AIM OF THE EXERCISE: Tell me how many lines hold "squares", please, using only the number.

GIVEN DATA:
-*-

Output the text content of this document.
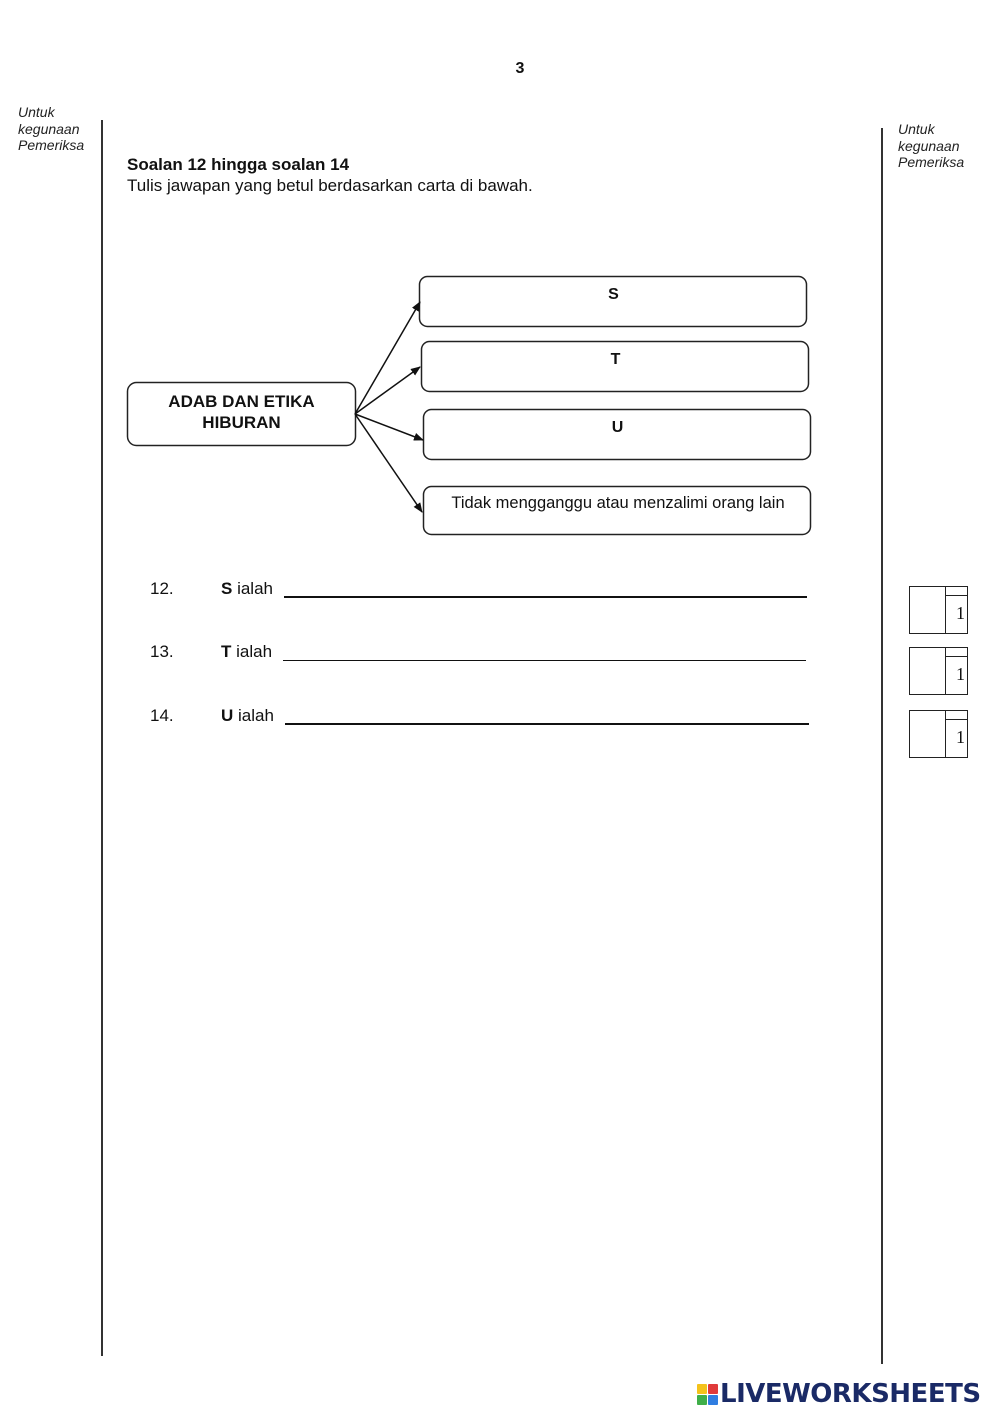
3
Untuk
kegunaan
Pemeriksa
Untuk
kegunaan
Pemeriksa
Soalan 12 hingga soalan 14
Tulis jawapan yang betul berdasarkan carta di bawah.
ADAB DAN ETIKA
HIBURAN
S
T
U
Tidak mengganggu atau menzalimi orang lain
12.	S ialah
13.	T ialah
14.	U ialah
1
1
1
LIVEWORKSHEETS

-*-

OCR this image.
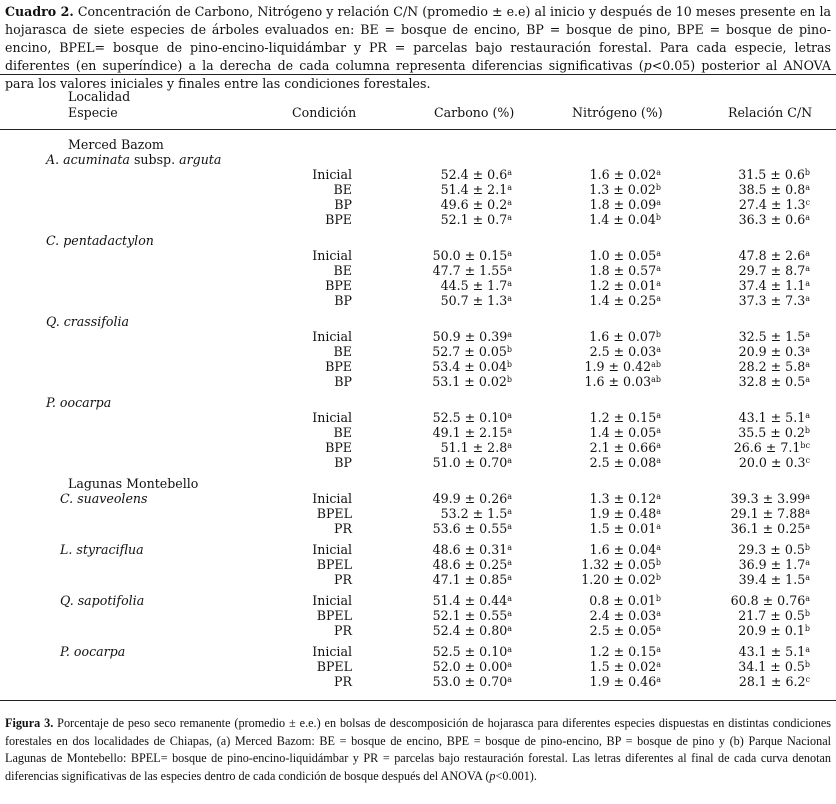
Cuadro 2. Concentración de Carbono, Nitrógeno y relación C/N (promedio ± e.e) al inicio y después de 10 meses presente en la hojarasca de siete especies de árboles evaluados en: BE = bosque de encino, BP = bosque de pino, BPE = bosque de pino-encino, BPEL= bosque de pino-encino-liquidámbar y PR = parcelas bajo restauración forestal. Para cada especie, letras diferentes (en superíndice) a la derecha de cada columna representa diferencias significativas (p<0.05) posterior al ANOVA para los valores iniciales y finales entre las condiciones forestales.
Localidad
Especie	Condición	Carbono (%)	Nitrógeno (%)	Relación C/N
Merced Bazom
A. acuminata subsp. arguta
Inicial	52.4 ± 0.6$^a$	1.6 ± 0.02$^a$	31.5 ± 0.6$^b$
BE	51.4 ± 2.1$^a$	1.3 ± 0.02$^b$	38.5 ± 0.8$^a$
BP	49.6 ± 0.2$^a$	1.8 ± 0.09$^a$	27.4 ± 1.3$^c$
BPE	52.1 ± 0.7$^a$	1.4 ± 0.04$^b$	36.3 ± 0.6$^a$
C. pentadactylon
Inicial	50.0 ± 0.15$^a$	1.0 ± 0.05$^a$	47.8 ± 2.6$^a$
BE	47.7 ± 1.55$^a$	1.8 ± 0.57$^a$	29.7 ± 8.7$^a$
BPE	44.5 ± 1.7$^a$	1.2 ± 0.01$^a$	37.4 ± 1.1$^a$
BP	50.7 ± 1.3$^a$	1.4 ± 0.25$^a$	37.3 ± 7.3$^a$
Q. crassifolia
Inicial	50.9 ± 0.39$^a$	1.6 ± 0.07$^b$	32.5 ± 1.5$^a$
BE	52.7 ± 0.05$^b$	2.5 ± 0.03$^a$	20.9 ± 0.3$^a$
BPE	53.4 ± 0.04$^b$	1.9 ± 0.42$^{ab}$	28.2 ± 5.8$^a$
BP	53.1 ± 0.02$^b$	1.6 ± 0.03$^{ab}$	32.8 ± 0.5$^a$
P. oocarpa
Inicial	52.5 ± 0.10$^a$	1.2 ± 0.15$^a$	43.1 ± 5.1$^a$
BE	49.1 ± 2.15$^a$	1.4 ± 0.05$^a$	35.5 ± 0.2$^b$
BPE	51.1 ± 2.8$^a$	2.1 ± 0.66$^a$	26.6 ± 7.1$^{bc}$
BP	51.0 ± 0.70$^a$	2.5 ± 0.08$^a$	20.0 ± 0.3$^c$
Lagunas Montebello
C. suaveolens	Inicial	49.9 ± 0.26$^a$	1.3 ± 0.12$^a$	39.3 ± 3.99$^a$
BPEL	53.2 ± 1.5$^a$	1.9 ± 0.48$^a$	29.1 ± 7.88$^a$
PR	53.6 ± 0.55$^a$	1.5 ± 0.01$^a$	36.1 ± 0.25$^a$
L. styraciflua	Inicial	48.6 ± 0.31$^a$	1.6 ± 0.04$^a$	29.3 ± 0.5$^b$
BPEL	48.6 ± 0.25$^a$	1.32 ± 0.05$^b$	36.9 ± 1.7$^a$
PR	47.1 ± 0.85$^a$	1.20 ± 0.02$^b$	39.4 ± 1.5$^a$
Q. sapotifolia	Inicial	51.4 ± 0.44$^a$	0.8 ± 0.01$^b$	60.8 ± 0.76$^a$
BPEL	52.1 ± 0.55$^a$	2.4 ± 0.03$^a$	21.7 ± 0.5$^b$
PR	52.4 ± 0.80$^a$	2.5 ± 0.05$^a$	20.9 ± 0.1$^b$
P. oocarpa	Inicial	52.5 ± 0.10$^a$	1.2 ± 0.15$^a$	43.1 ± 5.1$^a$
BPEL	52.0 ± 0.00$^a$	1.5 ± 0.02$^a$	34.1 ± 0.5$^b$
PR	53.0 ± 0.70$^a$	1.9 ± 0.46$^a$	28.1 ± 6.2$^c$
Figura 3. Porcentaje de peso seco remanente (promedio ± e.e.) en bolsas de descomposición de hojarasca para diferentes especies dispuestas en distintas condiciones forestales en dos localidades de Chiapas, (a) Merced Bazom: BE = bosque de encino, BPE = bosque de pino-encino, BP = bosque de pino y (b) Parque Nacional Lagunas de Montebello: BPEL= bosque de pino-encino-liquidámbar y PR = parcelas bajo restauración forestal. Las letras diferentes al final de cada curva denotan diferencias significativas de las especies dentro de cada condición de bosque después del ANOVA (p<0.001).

-*-

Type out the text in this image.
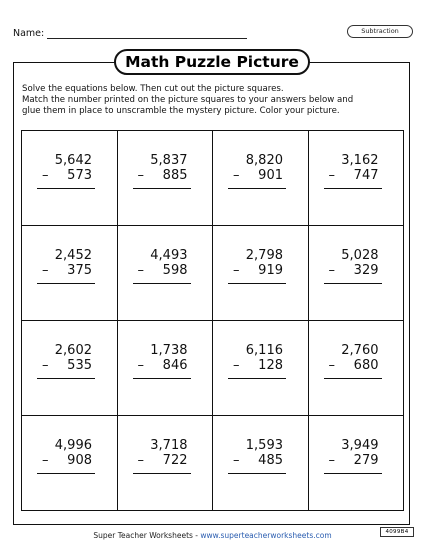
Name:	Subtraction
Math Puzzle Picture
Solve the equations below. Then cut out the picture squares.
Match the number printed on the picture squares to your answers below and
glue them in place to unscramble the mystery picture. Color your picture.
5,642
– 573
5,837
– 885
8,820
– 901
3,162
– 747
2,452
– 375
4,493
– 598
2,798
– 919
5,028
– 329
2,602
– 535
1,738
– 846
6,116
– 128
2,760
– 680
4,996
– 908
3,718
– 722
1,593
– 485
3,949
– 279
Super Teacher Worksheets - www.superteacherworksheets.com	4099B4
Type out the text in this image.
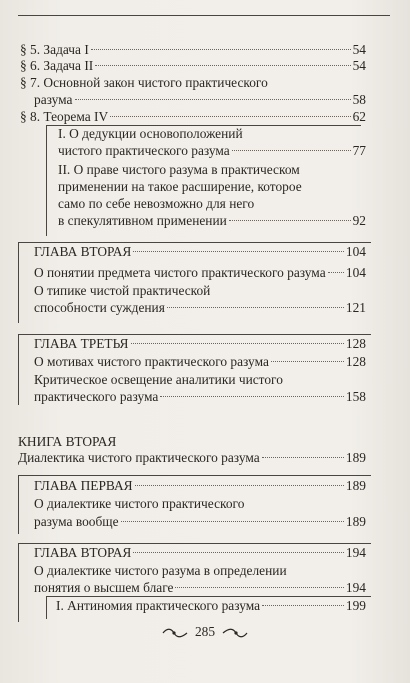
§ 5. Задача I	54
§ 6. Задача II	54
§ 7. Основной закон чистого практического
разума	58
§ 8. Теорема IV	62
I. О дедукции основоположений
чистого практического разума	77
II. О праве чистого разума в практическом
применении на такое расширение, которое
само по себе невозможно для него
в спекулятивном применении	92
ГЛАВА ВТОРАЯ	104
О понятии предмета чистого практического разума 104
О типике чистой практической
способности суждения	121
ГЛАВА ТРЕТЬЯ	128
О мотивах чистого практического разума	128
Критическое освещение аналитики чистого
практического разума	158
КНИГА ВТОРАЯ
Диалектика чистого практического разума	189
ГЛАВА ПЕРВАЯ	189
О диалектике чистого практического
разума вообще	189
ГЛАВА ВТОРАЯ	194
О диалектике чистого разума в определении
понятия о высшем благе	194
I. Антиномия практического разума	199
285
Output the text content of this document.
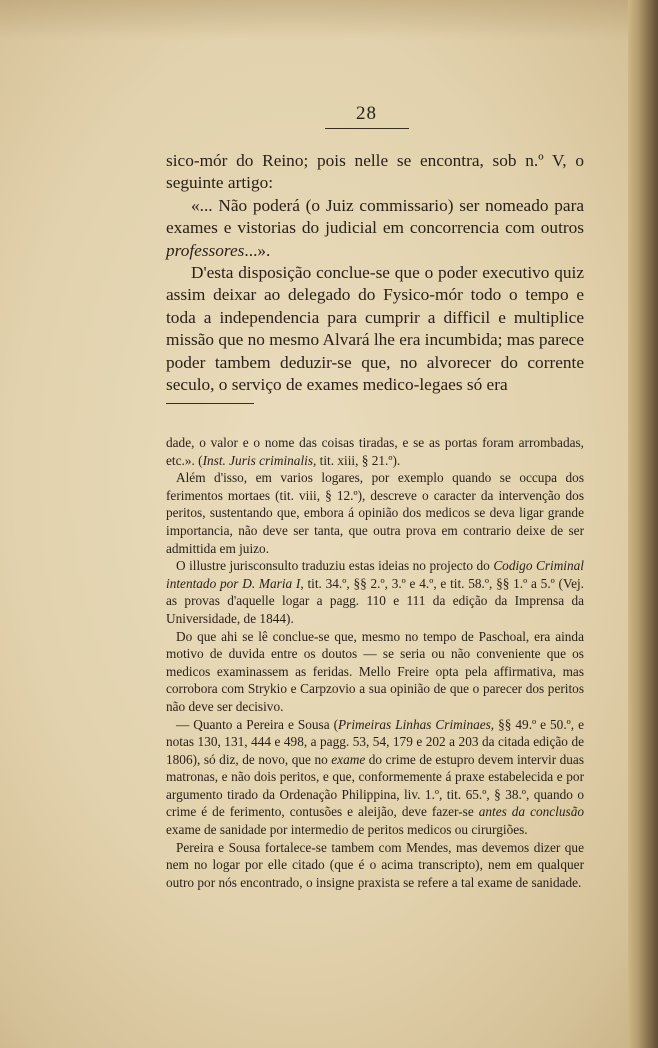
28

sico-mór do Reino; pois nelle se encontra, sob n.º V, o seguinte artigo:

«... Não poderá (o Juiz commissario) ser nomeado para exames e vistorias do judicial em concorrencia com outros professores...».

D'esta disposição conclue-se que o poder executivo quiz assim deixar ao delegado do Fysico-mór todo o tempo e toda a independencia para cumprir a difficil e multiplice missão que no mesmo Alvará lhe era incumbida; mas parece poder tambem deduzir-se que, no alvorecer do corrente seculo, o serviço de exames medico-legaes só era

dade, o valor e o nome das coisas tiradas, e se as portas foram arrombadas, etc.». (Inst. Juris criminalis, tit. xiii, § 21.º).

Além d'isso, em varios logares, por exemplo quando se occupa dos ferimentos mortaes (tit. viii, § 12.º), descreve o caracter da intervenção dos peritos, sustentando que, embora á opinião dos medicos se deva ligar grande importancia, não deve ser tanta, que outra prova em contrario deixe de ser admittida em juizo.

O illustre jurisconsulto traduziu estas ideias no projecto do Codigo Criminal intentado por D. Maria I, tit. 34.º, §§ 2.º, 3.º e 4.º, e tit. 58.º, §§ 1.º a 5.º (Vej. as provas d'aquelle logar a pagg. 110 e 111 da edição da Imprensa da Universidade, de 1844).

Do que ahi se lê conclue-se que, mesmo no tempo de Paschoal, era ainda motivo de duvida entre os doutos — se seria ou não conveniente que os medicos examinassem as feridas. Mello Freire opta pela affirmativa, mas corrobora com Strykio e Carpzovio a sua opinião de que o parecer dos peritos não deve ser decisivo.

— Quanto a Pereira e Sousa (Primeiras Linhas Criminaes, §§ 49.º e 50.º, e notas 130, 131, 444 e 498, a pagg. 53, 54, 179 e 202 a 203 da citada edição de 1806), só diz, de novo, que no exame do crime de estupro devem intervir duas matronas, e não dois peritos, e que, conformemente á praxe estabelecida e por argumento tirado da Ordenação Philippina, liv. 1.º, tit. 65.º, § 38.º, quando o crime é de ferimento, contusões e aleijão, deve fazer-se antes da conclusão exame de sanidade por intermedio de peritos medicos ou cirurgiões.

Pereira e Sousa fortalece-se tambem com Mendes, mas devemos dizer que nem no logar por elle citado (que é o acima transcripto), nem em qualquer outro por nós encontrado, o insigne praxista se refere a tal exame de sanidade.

-*-

WRITTEN RESPONSE: 2